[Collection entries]

┌──

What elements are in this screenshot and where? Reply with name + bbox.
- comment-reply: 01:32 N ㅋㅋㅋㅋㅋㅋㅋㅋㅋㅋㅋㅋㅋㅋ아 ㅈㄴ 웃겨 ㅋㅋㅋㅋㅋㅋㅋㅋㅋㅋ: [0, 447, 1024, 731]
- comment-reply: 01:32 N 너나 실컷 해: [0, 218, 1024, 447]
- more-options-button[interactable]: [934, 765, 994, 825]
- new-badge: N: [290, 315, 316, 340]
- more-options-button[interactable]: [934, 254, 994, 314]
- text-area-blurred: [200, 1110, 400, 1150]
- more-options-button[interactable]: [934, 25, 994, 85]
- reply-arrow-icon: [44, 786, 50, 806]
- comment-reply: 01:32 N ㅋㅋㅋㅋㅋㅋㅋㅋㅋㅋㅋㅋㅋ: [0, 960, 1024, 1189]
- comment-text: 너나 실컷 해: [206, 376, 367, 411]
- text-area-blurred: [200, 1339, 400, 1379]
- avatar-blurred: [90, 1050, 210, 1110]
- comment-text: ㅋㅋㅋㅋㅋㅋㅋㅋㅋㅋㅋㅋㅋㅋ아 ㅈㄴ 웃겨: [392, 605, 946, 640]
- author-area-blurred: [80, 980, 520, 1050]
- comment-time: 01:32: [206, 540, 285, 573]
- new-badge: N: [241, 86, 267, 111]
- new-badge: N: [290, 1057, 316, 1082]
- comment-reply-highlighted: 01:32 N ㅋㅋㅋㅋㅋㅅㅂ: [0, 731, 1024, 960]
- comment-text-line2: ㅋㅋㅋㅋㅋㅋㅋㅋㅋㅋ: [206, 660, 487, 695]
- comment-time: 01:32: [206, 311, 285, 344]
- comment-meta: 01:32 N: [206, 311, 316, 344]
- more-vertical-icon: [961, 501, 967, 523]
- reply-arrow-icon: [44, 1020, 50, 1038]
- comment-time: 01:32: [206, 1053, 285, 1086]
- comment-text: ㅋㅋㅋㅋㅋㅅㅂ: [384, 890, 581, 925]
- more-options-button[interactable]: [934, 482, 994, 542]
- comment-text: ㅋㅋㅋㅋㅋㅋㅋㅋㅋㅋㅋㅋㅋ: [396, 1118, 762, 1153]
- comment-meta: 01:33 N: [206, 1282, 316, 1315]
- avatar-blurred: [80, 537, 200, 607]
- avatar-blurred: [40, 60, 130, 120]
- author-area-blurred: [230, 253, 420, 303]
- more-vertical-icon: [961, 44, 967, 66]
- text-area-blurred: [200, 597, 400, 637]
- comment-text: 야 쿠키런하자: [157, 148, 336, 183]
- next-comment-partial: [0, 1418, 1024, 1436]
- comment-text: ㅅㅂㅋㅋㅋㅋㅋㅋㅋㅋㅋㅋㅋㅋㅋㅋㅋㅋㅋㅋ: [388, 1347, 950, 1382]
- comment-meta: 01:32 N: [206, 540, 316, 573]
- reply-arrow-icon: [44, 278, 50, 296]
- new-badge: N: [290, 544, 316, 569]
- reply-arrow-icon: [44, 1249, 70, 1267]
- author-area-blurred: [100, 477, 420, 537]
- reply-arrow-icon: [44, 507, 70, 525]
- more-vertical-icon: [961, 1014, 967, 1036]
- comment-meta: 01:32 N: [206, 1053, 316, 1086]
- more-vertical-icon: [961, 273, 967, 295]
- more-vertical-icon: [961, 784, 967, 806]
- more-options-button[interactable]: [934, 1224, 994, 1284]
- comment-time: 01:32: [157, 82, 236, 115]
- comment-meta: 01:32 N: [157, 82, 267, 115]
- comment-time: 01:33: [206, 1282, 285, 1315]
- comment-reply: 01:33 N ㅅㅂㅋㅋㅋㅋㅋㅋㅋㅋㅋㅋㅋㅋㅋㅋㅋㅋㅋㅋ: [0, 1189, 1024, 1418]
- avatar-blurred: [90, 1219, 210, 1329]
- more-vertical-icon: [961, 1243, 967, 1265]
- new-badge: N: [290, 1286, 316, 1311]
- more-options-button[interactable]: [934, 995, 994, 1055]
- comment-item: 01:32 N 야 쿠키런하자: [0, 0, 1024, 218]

└──

— Your task —
State how many lines in the data above contain the string "button", and give only the number.

— Finished exercise —
6